(A run of records)
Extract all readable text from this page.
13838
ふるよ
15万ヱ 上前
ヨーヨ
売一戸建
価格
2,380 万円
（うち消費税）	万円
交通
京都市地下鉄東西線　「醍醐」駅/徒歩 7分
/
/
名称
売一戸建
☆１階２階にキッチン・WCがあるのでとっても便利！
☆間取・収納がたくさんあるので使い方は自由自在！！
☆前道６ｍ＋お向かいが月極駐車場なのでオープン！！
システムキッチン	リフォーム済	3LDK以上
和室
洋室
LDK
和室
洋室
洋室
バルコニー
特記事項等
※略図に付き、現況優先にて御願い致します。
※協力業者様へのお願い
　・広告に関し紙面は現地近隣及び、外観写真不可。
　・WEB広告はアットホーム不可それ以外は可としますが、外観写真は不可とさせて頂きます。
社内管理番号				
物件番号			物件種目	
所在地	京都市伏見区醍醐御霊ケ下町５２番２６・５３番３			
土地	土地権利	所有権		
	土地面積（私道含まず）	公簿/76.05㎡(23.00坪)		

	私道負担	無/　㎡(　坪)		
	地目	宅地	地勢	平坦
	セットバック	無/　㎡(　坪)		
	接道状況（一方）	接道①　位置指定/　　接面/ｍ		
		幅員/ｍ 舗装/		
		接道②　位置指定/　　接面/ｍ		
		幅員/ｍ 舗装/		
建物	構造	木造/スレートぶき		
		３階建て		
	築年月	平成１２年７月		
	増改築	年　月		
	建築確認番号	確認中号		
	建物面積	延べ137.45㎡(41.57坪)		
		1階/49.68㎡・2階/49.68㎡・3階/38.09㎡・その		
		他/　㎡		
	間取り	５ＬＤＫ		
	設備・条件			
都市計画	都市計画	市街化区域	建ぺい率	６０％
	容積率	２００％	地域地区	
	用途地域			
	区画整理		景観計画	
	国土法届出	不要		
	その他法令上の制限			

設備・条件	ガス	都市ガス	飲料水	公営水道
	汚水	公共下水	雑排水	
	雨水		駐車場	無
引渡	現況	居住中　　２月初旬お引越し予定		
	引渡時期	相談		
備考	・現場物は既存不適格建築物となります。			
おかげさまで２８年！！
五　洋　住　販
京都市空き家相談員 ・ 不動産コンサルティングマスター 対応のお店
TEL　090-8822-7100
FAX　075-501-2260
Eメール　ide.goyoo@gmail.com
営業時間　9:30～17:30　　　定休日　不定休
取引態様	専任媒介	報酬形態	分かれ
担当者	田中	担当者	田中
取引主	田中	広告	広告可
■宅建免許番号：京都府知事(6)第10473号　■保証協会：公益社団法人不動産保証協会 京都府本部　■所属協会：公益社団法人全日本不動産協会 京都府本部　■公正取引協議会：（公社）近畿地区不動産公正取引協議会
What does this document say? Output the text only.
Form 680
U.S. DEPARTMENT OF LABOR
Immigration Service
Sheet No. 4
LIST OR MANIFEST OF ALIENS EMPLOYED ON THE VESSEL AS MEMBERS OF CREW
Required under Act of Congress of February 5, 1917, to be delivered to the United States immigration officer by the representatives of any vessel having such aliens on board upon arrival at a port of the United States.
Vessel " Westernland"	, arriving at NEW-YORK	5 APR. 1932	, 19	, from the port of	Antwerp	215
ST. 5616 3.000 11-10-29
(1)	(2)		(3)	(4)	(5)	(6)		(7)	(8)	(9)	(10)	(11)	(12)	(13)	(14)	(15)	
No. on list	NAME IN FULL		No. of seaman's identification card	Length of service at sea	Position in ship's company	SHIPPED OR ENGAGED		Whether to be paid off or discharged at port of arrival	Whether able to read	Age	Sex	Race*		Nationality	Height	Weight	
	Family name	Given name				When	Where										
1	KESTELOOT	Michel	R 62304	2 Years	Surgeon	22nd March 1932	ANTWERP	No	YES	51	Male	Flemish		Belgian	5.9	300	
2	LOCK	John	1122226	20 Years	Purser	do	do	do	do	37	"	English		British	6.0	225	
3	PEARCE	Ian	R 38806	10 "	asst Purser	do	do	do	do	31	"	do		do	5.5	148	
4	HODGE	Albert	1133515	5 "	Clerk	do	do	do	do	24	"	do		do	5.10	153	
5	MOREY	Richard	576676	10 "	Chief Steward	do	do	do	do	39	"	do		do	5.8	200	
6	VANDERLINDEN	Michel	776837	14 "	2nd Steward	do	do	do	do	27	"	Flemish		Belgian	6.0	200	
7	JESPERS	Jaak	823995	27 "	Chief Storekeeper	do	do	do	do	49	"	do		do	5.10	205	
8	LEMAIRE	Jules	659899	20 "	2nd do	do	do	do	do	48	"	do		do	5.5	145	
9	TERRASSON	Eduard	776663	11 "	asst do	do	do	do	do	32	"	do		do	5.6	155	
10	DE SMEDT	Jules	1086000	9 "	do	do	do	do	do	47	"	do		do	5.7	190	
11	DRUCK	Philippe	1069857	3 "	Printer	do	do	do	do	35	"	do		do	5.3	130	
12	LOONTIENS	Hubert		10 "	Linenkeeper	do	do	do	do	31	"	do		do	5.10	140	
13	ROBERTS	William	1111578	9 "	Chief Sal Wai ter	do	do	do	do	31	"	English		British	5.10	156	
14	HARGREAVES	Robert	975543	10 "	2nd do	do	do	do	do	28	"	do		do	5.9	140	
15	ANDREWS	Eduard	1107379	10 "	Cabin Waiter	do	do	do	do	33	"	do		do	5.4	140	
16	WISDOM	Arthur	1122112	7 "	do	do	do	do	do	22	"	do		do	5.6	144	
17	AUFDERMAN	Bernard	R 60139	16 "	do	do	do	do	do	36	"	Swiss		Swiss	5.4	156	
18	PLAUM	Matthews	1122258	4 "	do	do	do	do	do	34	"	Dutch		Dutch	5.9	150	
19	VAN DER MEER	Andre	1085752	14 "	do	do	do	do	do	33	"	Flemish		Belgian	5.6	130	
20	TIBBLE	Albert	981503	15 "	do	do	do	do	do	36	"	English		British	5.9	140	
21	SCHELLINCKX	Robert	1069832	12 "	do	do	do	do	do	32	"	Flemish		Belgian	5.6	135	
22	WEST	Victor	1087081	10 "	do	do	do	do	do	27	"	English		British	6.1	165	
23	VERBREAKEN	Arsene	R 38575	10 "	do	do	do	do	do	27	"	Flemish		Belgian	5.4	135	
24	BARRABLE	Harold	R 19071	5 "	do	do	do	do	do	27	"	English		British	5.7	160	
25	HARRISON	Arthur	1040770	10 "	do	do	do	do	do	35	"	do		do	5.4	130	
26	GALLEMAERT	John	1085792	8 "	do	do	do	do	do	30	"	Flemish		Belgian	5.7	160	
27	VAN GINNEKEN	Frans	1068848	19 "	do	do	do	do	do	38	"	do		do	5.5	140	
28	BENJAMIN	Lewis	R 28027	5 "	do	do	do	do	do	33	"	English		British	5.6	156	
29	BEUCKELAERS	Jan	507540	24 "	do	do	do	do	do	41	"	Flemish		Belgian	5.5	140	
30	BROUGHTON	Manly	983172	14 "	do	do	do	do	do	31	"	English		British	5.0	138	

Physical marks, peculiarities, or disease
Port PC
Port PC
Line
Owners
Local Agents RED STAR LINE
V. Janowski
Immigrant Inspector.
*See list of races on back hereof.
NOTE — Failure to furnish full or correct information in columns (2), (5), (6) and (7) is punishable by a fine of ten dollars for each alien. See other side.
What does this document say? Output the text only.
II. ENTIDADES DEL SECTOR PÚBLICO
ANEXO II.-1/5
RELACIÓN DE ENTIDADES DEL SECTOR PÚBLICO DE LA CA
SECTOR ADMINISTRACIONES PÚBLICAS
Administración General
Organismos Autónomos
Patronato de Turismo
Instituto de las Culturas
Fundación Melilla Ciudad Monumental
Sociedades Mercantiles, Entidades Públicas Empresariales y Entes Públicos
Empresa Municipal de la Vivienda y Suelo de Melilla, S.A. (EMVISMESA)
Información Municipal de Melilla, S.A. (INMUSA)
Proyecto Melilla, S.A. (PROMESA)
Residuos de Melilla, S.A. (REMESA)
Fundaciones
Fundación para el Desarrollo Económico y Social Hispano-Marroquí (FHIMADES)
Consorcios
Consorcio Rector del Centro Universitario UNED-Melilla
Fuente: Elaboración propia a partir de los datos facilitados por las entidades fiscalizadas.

## PROBLEM STATEMENT
Only lines that contain the word "from" are wanted; copy each of them.

## FULL RESPONSE
Extract all readable text from this page.
Vessel " Westernland"	, arriving at NEW-YORK	5 APR. 1932	, 19	, from the port of	Antwerp	215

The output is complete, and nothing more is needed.